Listed records:
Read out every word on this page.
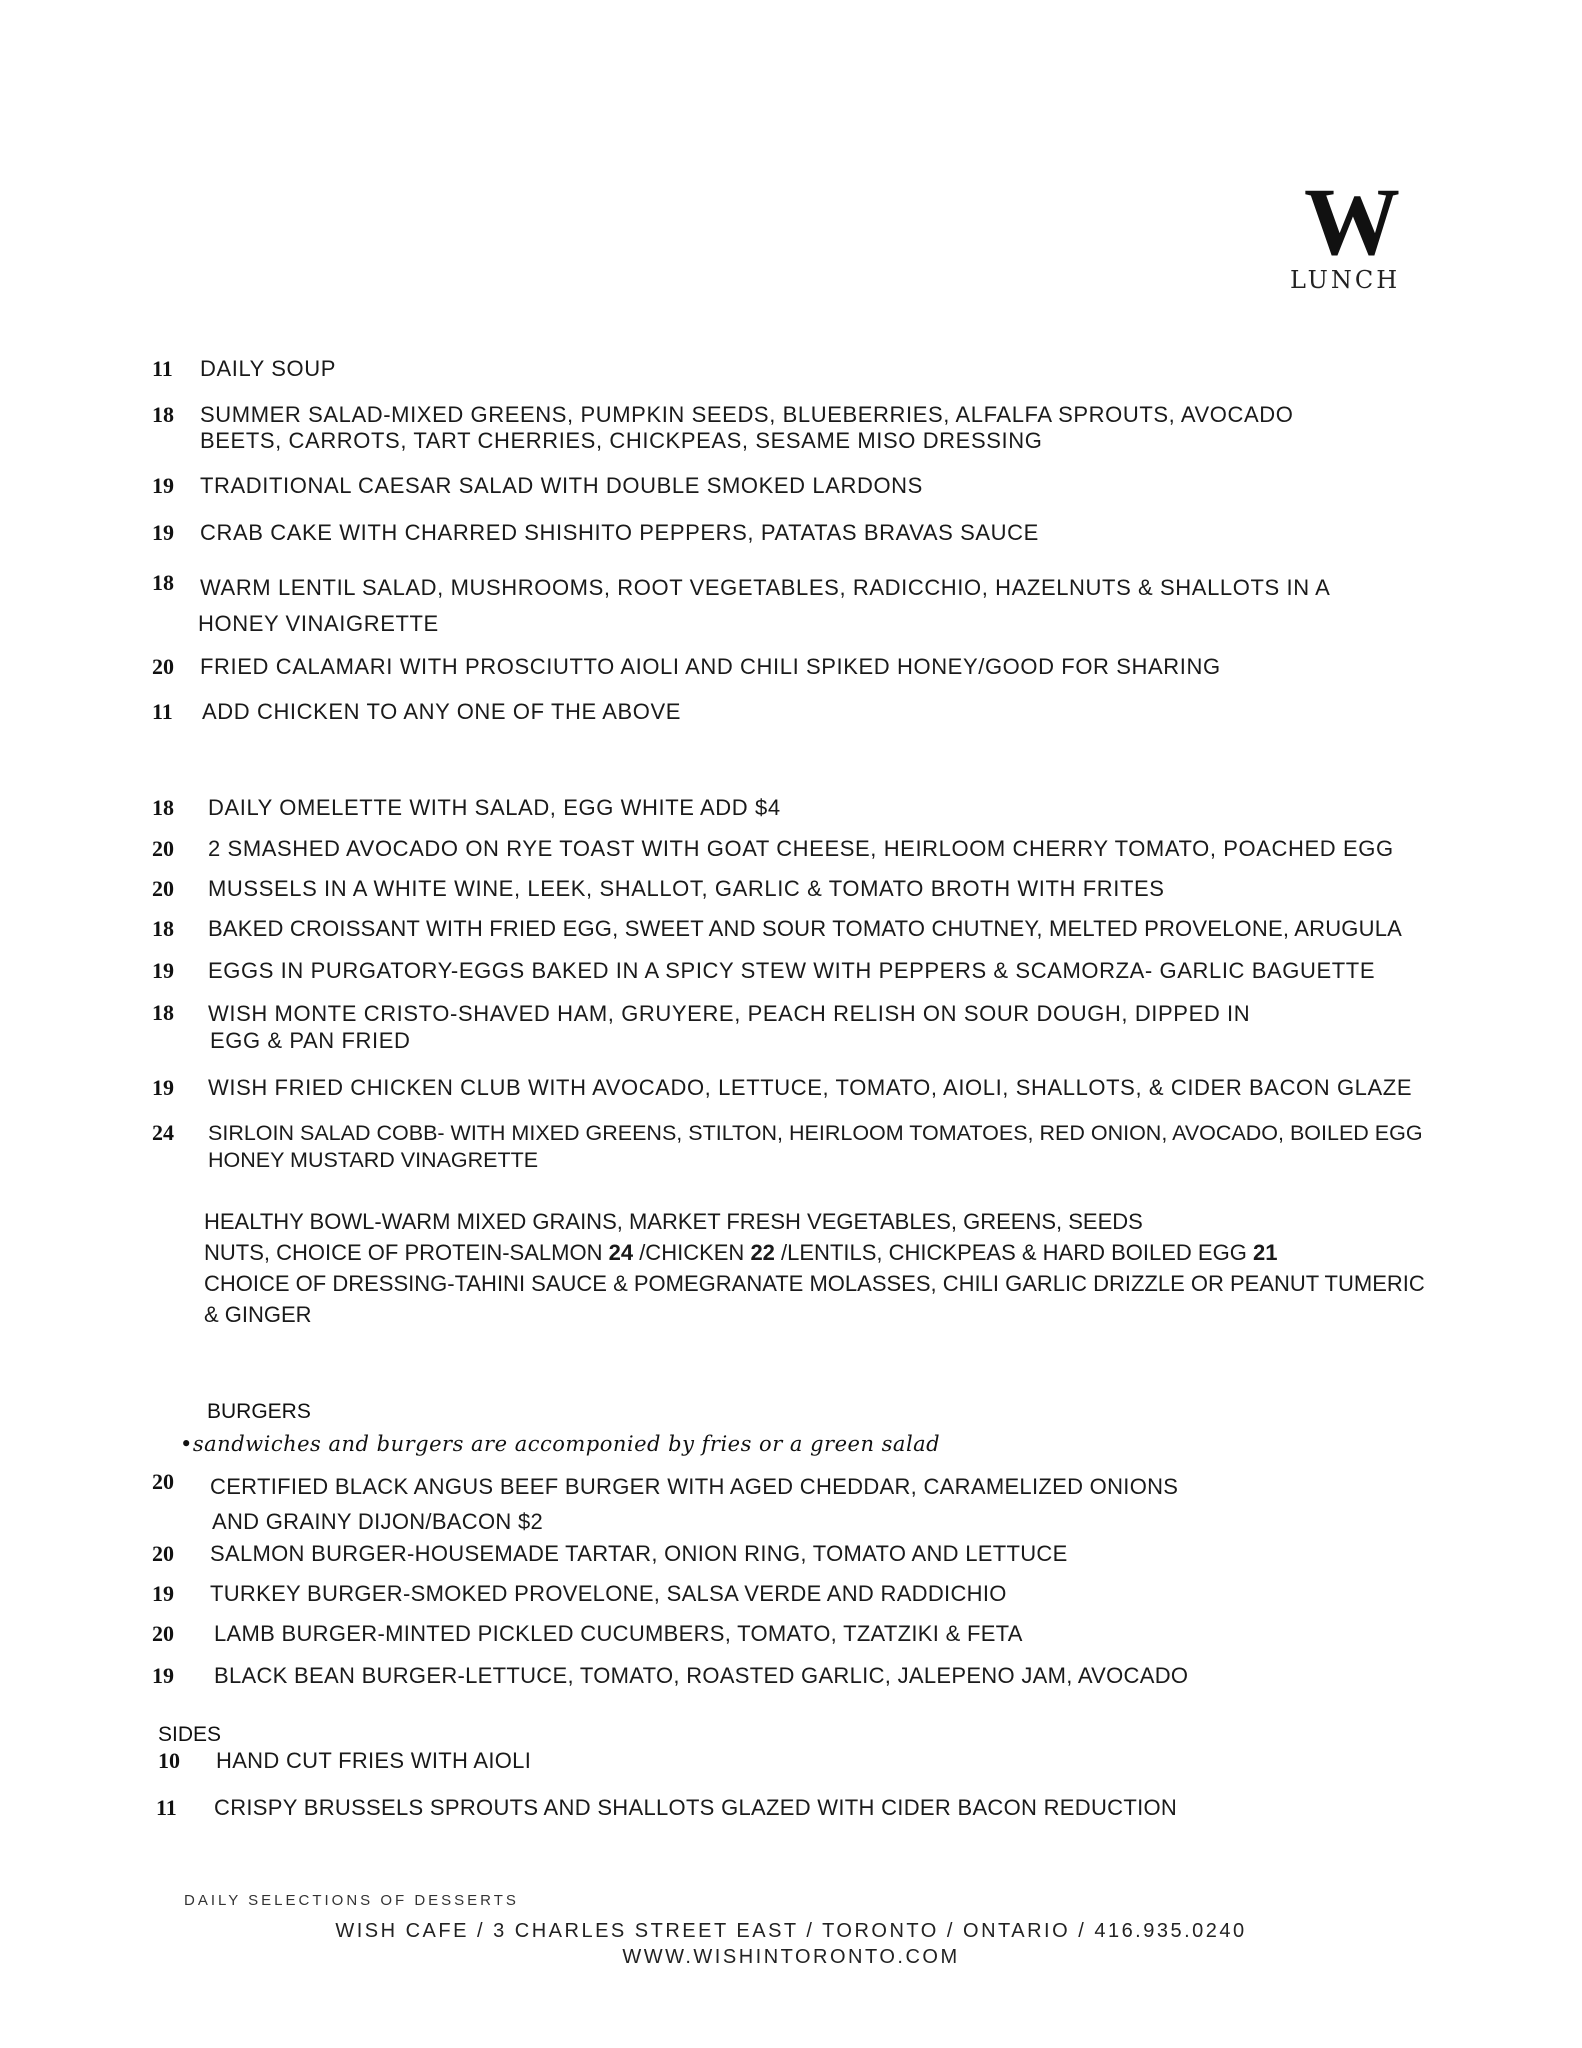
W
LUNCH
11 DAILY SOUP
18 SUMMER SALAD-MIXED GREENS, PUMPKIN SEEDS, BLUEBERRIES, ALFALFA SPROUTS, AVOCADO
BEETS, CARROTS, TART CHERRIES, CHICKPEAS, SESAME MISO DRESSING
19 TRADITIONAL CAESAR SALAD WITH DOUBLE SMOKED LARDONS
19 CRAB CAKE WITH CHARRED SHISHITO PEPPERS, PATATAS BRAVAS SAUCE
18 WARM LENTIL SALAD, MUSHROOMS, ROOT VEGETABLES, RADICCHIO, HAZELNUTS & SHALLOTS IN A
HONEY VINAIGRETTE
20 FRIED CALAMARI WITH PROSCIUTTO AIOLI AND CHILI SPIKED HONEY/GOOD FOR SHARING
11 ADD CHICKEN TO ANY ONE OF THE ABOVE
18 DAILY OMELETTE WITH SALAD, EGG WHITE ADD $4
20 2 SMASHED AVOCADO ON RYE TOAST WITH GOAT CHEESE, HEIRLOOM CHERRY TOMATO, POACHED EGG
20 MUSSELS IN A WHITE WINE, LEEK, SHALLOT, GARLIC & TOMATO BROTH WITH FRITES
18 BAKED CROISSANT WITH FRIED EGG, SWEET AND SOUR TOMATO CHUTNEY, MELTED PROVELONE, ARUGULA
19 EGGS IN PURGATORY-EGGS BAKED IN A SPICY STEW WITH PEPPERS & SCAMORZA- GARLIC BAGUETTE
18 WISH MONTE CRISTO-SHAVED HAM, GRUYERE, PEACH RELISH ON SOUR DOUGH, DIPPED IN
EGG & PAN FRIED
19 WISH FRIED CHICKEN CLUB WITH AVOCADO, LETTUCE, TOMATO, AIOLI, SHALLOTS, & CIDER BACON GLAZE
24 SIRLOIN SALAD COBB- WITH MIXED GREENS, STILTON, HEIRLOOM TOMATOES, RED ONION, AVOCADO, BOILED EGG
HONEY MUSTARD VINAGRETTE
HEALTHY BOWL-WARM MIXED GRAINS, MARKET FRESH VEGETABLES, GREENS, SEEDS
NUTS, CHOICE OF PROTEIN-SALMON 24 /CHICKEN 22 /LENTILS, CHICKPEAS & HARD BOILED EGG 21
CHOICE OF DRESSING-TAHINI SAUCE & POMEGRANATE MOLASSES, CHILI GARLIC DRIZZLE OR PEANUT TUMERIC
& GINGER
BURGERS
•sandwiches and burgers are accomponied by fries or a green salad
20 CERTIFIED BLACK ANGUS BEEF BURGER WITH AGED CHEDDAR, CARAMELIZED ONIONS
AND GRAINY DIJON/BACON $2
20 SALMON BURGER-HOUSEMADE TARTAR, ONION RING, TOMATO AND LETTUCE
19 TURKEY BURGER-SMOKED PROVELONE, SALSA VERDE AND RADDICHIO
20 LAMB BURGER-MINTED PICKLED CUCUMBERS, TOMATO, TZATZIKI & FETA
19 BLACK BEAN BURGER-LETTUCE, TOMATO, ROASTED GARLIC, JALEPENO JAM, AVOCADO
SIDES
10 HAND CUT FRIES WITH AIOLI
11 CRISPY BRUSSELS SPROUTS AND SHALLOTS GLAZED WITH CIDER BACON REDUCTION
DAILY SELECTIONS OF DESSERTS
WISH CAFE / 3 CHARLES STREET EAST / TORONTO / ONTARIO / 416.935.0240
WWW.WISHINTORONTO.COM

What to produce: Checking each line of the data, count the ones containing "SALMON", and give only that count.

Expected answer: 2